Stored items

--- --- ---

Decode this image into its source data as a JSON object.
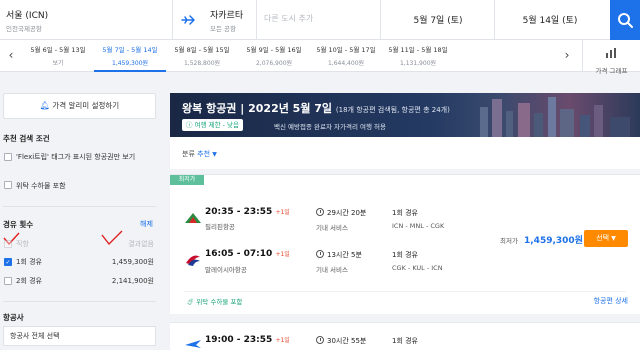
{
  "search": {
    "origin": {
      "code": "서울 (ICN)",
      "airport": "인천국제공항"
    },
    "destination": {
      "code": "자카르타",
      "airport": "모든 공항"
    },
    "multi_city_placeholder": "다른 도시 추가",
    "depart_date": "5월 7일 (토)",
    "return_date": "5월 14일 (토)"
  },
  "date_strip": {
    "cells": [
      {
        "range": "5월 6일 - 5월 13일",
        "price": "보기"
      },
      {
        "range": "5월 7일 - 5월 14일",
        "price": "1,459,300원"
      },
      {
        "range": "5월 8일 - 5월 15일",
        "price": "1,528,800원"
      },
      {
        "range": "5월 9일 - 5월 16일",
        "price": "2,076,900원"
      },
      {
        "range": "5월 10일 - 5월 17일",
        "price": "1,644,400원"
      },
      {
        "range": "5월 11일 - 5월 18일",
        "price": "1,131,900원"
      }
    ],
    "selected_index": 1,
    "prev_icon": "‹",
    "next_icon": "›",
    "price_graph_label": "가격 그래프"
  },
  "left": {
    "alarm_label": "가격 알리미 설정하기",
    "recommend_title": "추천 검색 조건",
    "recommend_options": [
      "'Flexi트립' 태그가 표시된 항공권만 보기",
      "위탁 수하물 포함"
    ],
    "stops_title": "경유 횟수",
    "stops_clear": "해제",
    "stops_options": [
      {
        "label": "직항",
        "price": "결과없음",
        "checked": false,
        "dim": true
      },
      {
        "label": "1회 경유",
        "price": "1,459,300원",
        "checked": true,
        "dim": false
      },
      {
        "label": "2회 경유",
        "price": "2,141,900원",
        "checked": false,
        "dim": false
      }
    ],
    "airline_title": "항공사",
    "airline_select": "항공사 전체 선택"
  },
  "banner": {
    "title_main": "왕복 항공권  |  2022년 5월 7일",
    "title_small": "(18개 항공편 검색됨, 항공편 총 24개)",
    "travel_badge": "여행 제한 - 낮음",
    "travel_note": "백신 예방접종 완료자 자가격리 여행 허용"
  },
  "sort": {
    "label": "분류",
    "value": "추천"
  },
  "result": {
    "badge": "최저가",
    "legs": [
      {
        "times": "20:35 - 23:55",
        "plus": "+1일",
        "airline": "필리핀항공",
        "duration": "29시간 20분",
        "service": "기내 서비스",
        "stops": "1회 경유",
        "route": "ICN - MNL - CGK"
      },
      {
        "times": "16:05 - 07:10",
        "plus": "+1일",
        "airline": "말레이시아항공",
        "duration": "13시간 5분",
        "service": "기내 서비스",
        "stops": "1회 경유",
        "route": "CGK - KUL - ICN"
      }
    ],
    "price_label": "최저가",
    "price": "1,459,300원",
    "choose_label": "선택",
    "free_bag": "위탁 수하물 포함",
    "detail_link": "항공편 상세"
  },
  "result2": {
    "times": "19:00 - 23:55",
    "plus": "+1일",
    "duration": "30시간 55분",
    "stops": "1회 경유"
  },
  "colors": {
    "accent": "#1d71e9",
    "select_button": "#ff8a00",
    "low_badge": "#5dc09b",
    "plus_day": "#e6452c"
  }
}
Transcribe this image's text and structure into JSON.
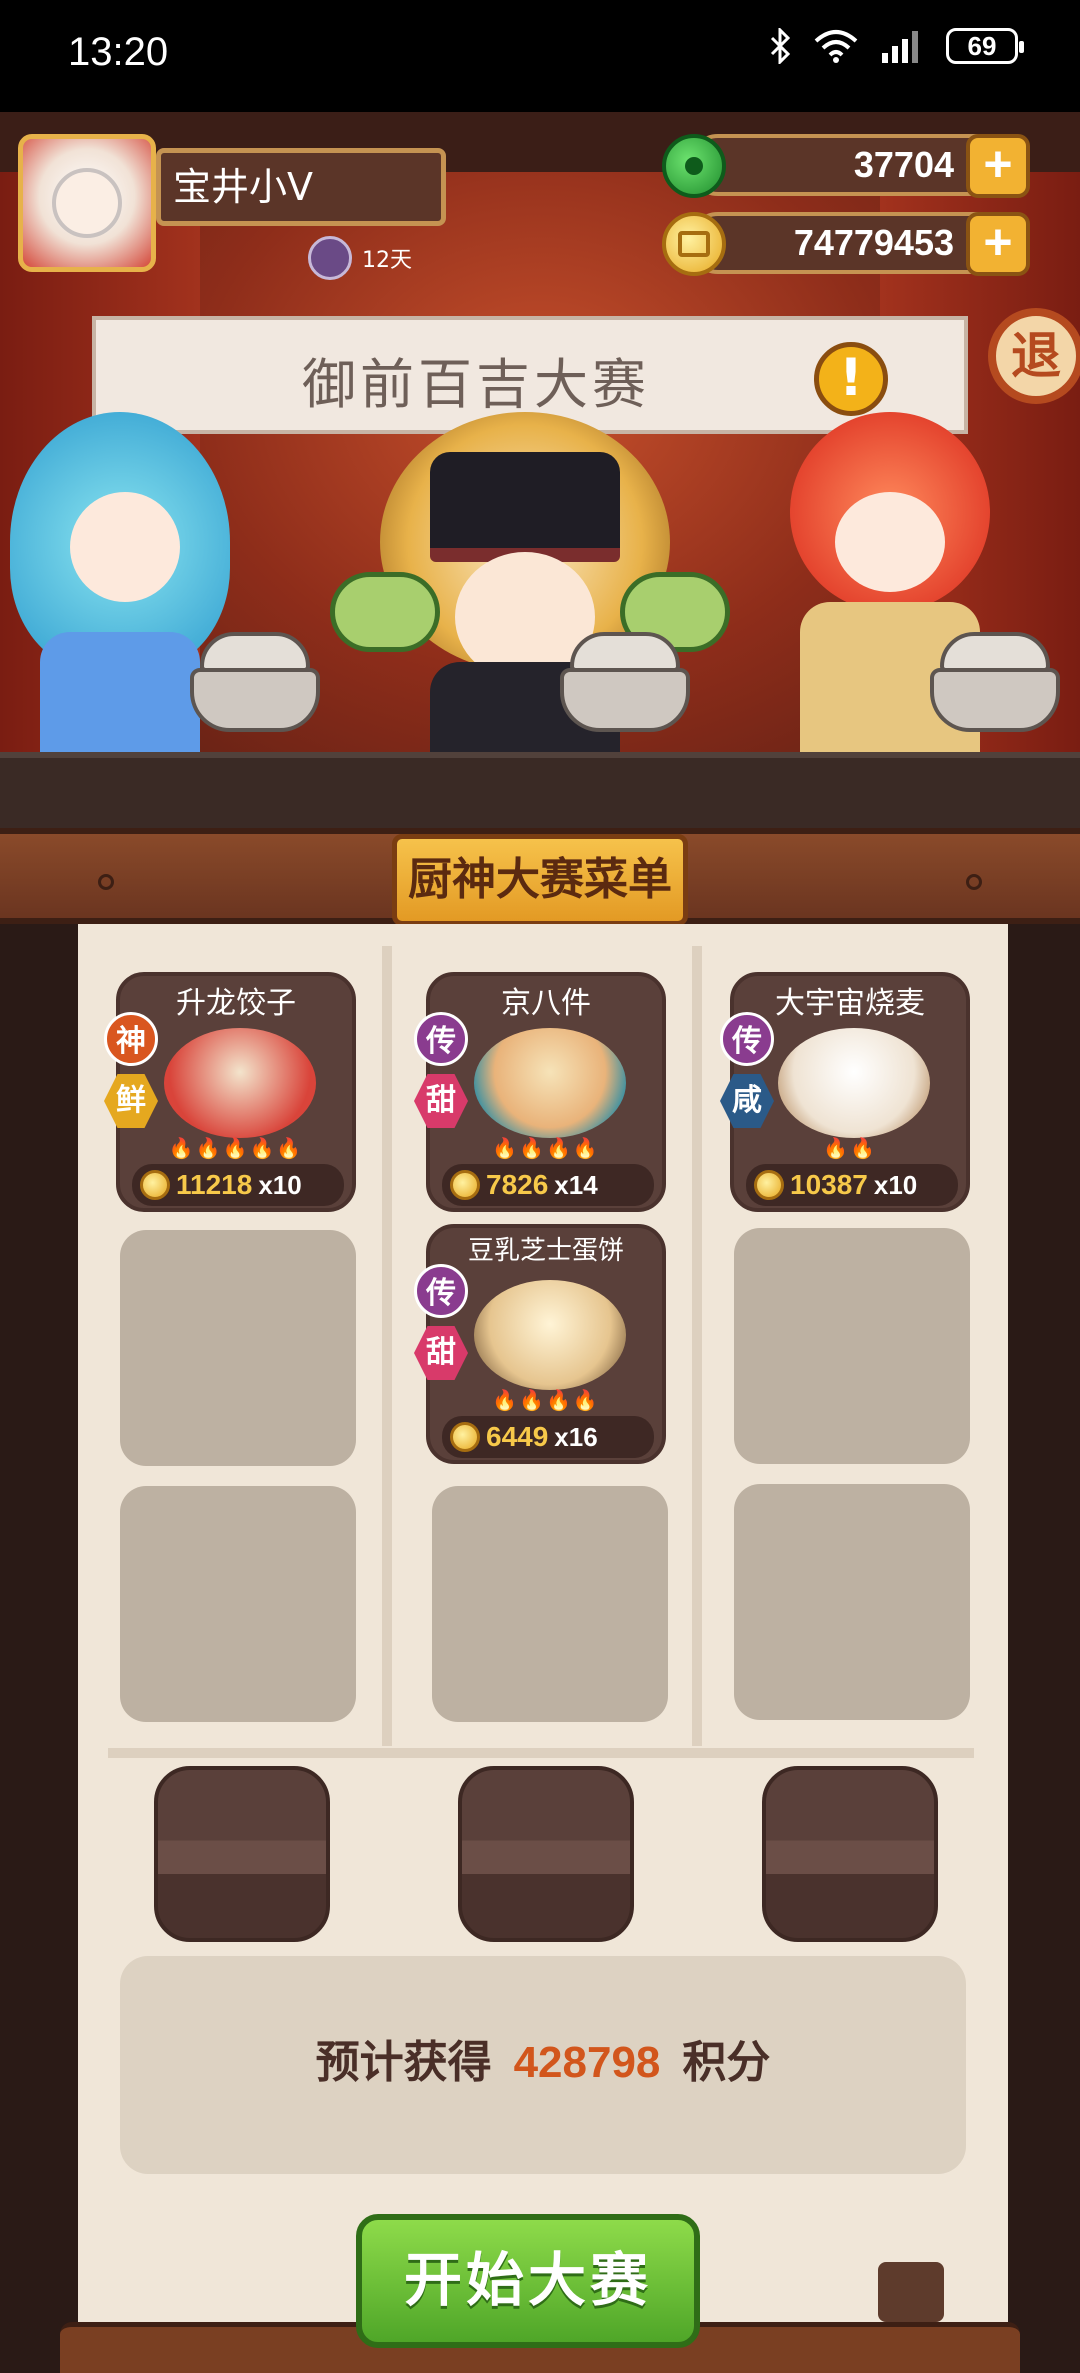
{
  "status_bar": {
    "time": "13:20",
    "battery": "69"
  },
  "player": {
    "name": "宝井小V",
    "days": "12天"
  },
  "currency": {
    "jade": "37704",
    "coins": "74779453",
    "add_label": "+"
  },
  "event": {
    "title": "御前百吉大赛",
    "alert": "!",
    "exit_label": "退"
  },
  "menu": {
    "title": "厨神大赛菜单",
    "dishes": [
      {
        "name": "升龙饺子",
        "badge1": "神",
        "badge2": "鲜",
        "flames": "🔥🔥🔥🔥🔥",
        "price": "11218",
        "qty": "x10",
        "plate_color": "#d9443a"
      },
      {
        "name": "京八件",
        "badge1": "传",
        "badge2": "甜",
        "flames": "🔥🔥🔥🔥",
        "price": "7826",
        "qty": "x14",
        "plate_color": "#e9b37a"
      },
      {
        "name": "大宇宙烧麦",
        "badge1": "传",
        "badge2": "咸",
        "flames": "🔥🔥",
        "price": "10387",
        "qty": "x10",
        "plate_color": "#efe3d3"
      },
      {
        "name": "豆乳芝士蛋饼",
        "badge1": "传",
        "badge2": "甜",
        "flames": "🔥🔥🔥🔥",
        "price": "6449",
        "qty": "x16",
        "plate_color": "#e6c58f"
      }
    ]
  },
  "score": {
    "prefix": "预计获得",
    "value": "428798",
    "suffix": "积分"
  },
  "start_button": "开始大赛",
  "colors": {
    "badge_shen": "#d9561f",
    "badge_chuan": "#8a3c8f",
    "badge_xian": "#e5a81f",
    "badge_tian": "#d83a6a",
    "badge_xian_salty": "#2b5a88"
  }
}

--- --- ---

_The request_. Set down every record once more, word for word, without pictures.

_Finished exercise_.
Decode this image into its source data as a JSON object.
{
  "search": {
    "origin": {
      "code": "서울 (ICN)",
      "airport": "인천국제공항"
    },
    "destination": {
      "code": "자카르타",
      "airport": "모든 공항"
    },
    "multi_city_placeholder": "다른 도시 추가",
    "depart_date": "5월 7일 (토)",
    "return_date": "5월 14일 (토)"
  },
  "date_strip": {
    "cells": [
      {
        "range": "5월 6일 - 5월 13일",
        "price": "보기"
      },
      {
        "range": "5월 7일 - 5월 14일",
        "price": "1,459,300원"
      },
      {
        "range": "5월 8일 - 5월 15일",
        "price": "1,528,800원"
      },
      {
        "range": "5월 9일 - 5월 16일",
        "price": "2,076,900원"
      },
      {
        "range": "5월 10일 - 5월 17일",
        "price": "1,644,400원"
      },
      {
        "range": "5월 11일 - 5월 18일",
        "price": "1,131,900원"
      }
    ],
    "selected_index": 1,
    "prev_icon": "‹",
    "next_icon": "›",
    "price_graph_label": "가격 그래프"
  },
  "left": {
    "alarm_label": "가격 알리미 설정하기",
    "recommend_title": "추천 검색 조건",
    "recommend_options": [
      "'Flexi트립' 태그가 표시된 항공권만 보기",
      "위탁 수하물 포함"
    ],
    "stops_title": "경유 횟수",
    "stops_clear": "해제",
    "stops_options": [
      {
        "label": "직항",
        "price": "결과없음",
        "checked": false,
        "dim": true
      },
      {
        "label": "1회 경유",
        "price": "1,459,300원",
        "checked": true,
        "dim": false
      },
      {
        "label": "2회 경유",
        "price": "2,141,900원",
        "checked": false,
        "dim": false
      }
    ],
    "airline_title": "항공사",
    "airline_select": "항공사 전체 선택"
  },
  "banner": {
    "title_main": "왕복 항공권  |  2022년 5월 7일",
    "title_small": "(18개 항공편 검색됨, 항공편 총 24개)",
    "travel_badge": "여행 제한 - 낮음",
    "travel_note": "백신 예방접종 완료자 자가격리 여행 허용"
  },
  "sort": {
    "label": "분류",
    "value": "추천"
  },
  "result": {
    "badge": "최저가",
    "legs": [
      {
        "times": "20:35 - 23:55",
        "plus": "+1일",
        "airline": "필리핀항공",
        "duration": "29시간 20분",
        "service": "기내 서비스",
        "stops": "1회 경유",
        "route": "ICN - MNL - CGK"
      },
      {
        "times": "16:05 - 07:10",
        "plus": "+1일",
        "airline": "말레이시아항공",
        "duration": "13시간 5분",
        "service": "기내 서비스",
        "stops": "1회 경유",
        "route": "CGK - KUL - ICN"
      }
    ],
    "price_label": "최저가",
    "price": "1,459,300원",
    "choose_label": "선택",
    "free_bag": "위탁 수하물 포함",
    "detail_link": "항공편 상세"
  },
  "result2": {
    "times": "19:00 - 23:55",
    "plus": "+1일",
    "duration": "30시간 55분",
    "stops": "1회 경유"
  },
  "colors": {
    "accent": "#1d71e9",
    "select_button": "#ff8a00",
    "low_badge": "#5dc09b",
    "plus_day": "#e6452c"
  }
}
Transcribe this image's text and structure into JSON.
{
  "status_bar": {
    "time": "13:20",
    "battery": "69"
  },
  "player": {
    "name": "宝井小V",
    "days": "12天"
  },
  "currency": {
    "jade": "37704",
    "coins": "74779453",
    "add_label": "+"
  },
  "event": {
    "title": "御前百吉大赛",
    "alert": "!",
    "exit_label": "退"
  },
  "menu": {
    "title": "厨神大赛菜单",
    "dishes": [
      {
        "name": "升龙饺子",
        "badge1": "神",
        "badge2": "鲜",
        "flames": "🔥🔥🔥🔥🔥",
        "price": "11218",
        "qty": "x10",
        "plate_color": "#d9443a"
      },
      {
        "name": "京八件",
        "badge1": "传",
        "badge2": "甜",
        "flames": "🔥🔥🔥🔥",
        "price": "7826",
        "qty": "x14",
        "plate_color": "#e9b37a"
      },
      {
        "name": "大宇宙烧麦",
        "badge1": "传",
        "badge2": "咸",
        "flames": "🔥🔥",
        "price": "10387",
        "qty": "x10",
        "plate_color": "#efe3d3"
      },
      {
        "name": "豆乳芝士蛋饼",
        "badge1": "传",
        "badge2": "甜",
        "flames": "🔥🔥🔥🔥",
        "price": "6449",
        "qty": "x16",
        "plate_color": "#e6c58f"
      }
    ]
  },
  "score": {
    "prefix": "预计获得",
    "value": "428798",
    "suffix": "积分"
  },
  "start_button": "开始大赛",
  "colors": {
    "badge_shen": "#d9561f",
    "badge_chuan": "#8a3c8f",
    "badge_xian": "#e5a81f",
    "badge_tian": "#d83a6a",
    "badge_xian_salty": "#2b5a88"
  }
}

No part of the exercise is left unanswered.